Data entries
------------------------

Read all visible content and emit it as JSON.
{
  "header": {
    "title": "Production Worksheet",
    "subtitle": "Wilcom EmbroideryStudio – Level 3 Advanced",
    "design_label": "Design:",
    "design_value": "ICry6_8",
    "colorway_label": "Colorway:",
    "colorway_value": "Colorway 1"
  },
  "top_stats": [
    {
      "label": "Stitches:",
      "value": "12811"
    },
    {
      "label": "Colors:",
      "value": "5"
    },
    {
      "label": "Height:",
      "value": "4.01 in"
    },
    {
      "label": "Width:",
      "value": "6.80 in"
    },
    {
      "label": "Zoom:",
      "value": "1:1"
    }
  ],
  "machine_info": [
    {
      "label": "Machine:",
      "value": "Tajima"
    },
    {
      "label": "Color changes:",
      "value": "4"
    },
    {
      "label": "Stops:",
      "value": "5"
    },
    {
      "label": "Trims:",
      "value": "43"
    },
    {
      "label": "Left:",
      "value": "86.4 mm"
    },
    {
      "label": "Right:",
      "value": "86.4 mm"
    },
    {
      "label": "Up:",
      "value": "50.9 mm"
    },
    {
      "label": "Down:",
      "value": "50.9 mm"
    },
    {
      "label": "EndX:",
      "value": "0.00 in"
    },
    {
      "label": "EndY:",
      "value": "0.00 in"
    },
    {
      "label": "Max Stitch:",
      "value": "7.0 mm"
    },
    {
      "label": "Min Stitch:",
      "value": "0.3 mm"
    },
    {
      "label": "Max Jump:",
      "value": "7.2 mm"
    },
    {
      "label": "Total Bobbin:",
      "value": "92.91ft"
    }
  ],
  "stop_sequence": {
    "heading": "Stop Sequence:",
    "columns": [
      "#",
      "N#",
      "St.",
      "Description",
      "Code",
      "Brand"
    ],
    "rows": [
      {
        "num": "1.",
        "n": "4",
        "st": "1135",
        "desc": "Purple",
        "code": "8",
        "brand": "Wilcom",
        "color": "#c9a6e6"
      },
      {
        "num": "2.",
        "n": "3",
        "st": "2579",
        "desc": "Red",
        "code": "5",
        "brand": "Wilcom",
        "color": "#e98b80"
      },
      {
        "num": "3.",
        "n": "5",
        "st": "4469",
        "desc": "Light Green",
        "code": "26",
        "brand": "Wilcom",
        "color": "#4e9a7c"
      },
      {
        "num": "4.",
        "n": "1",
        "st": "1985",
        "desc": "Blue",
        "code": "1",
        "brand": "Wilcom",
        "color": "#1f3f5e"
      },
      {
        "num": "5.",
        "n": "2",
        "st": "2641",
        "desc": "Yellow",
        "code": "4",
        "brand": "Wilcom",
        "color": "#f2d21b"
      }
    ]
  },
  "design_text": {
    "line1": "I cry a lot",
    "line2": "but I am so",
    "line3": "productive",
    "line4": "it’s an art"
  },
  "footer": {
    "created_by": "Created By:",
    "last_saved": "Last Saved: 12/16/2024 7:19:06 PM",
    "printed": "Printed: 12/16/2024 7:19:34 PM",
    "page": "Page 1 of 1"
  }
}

------------------------

→ STATED GOAL
Transcribe the full listing above without leaving anything out.

→ TASK SOLUTION
Read all visible content and emit it as JSON.
{
  "header": {
    "title": "Production Worksheet",
    "subtitle": "Wilcom EmbroideryStudio – Level 3 Advanced",
    "design_label": "Design:",
    "design_value": "ICry6_8",
    "colorway_label": "Colorway:",
    "colorway_value": "Colorway 1"
  },
  "top_stats": [
    {
      "label": "Stitches:",
      "value": "12811"
    },
    {
      "label": "Colors:",
      "value": "5"
    },
    {
      "label": "Height:",
      "value": "4.01 in"
    },
    {
      "label": "Width:",
      "value": "6.80 in"
    },
    {
      "label": "Zoom:",
      "value": "1:1"
    }
  ],
  "machine_info": [
    {
      "label": "Machine:",
      "value": "Tajima"
    },
    {
      "label": "Color changes:",
      "value": "4"
    },
    {
      "label": "Stops:",
      "value": "5"
    },
    {
      "label": "Trims:",
      "value": "43"
    },
    {
      "label": "Left:",
      "value": "86.4 mm"
    },
    {
      "label": "Right:",
      "value": "86.4 mm"
    },
    {
      "label": "Up:",
      "value": "50.9 mm"
    },
    {
      "label": "Down:",
      "value": "50.9 mm"
    },
    {
      "label": "EndX:",
      "value": "0.00 in"
    },
    {
      "label": "EndY:",
      "value": "0.00 in"
    },
    {
      "label": "Max Stitch:",
      "value": "7.0 mm"
    },
    {
      "label": "Min Stitch:",
      "value": "0.3 mm"
    },
    {
      "label": "Max Jump:",
      "value": "7.2 mm"
    },
    {
      "label": "Total Bobbin:",
      "value": "92.91ft"
    }
  ],
  "stop_sequence": {
    "heading": "Stop Sequence:",
    "columns": [
      "#",
      "N#",
      "St.",
      "Description",
      "Code",
      "Brand"
    ],
    "rows": [
      {
        "num": "1.",
        "n": "4",
        "st": "1135",
        "desc": "Purple",
        "code": "8",
        "brand": "Wilcom",
        "color": "#c9a6e6"
      },
      {
        "num": "2.",
        "n": "3",
        "st": "2579",
        "desc": "Red",
        "code": "5",
        "brand": "Wilcom",
        "color": "#e98b80"
      },
      {
        "num": "3.",
        "n": "5",
        "st": "4469",
        "desc": "Light Green",
        "code": "26",
        "brand": "Wilcom",
        "color": "#4e9a7c"
      },
      {
        "num": "4.",
        "n": "1",
        "st": "1985",
        "desc": "Blue",
        "code": "1",
        "brand": "Wilcom",
        "color": "#1f3f5e"
      },
      {
        "num": "5.",
        "n": "2",
        "st": "2641",
        "desc": "Yellow",
        "code": "4",
        "brand": "Wilcom",
        "color": "#f2d21b"
      }
    ]
  },
  "design_text": {
    "line1": "I cry a lot",
    "line2": "but I am so",
    "line3": "productive",
    "line4": "it’s an art"
  },
  "footer": {
    "created_by": "Created By:",
    "last_saved": "Last Saved: 12/16/2024 7:19:06 PM",
    "printed": "Printed: 12/16/2024 7:19:34 PM",
    "page": "Page 1 of 1"
  }
}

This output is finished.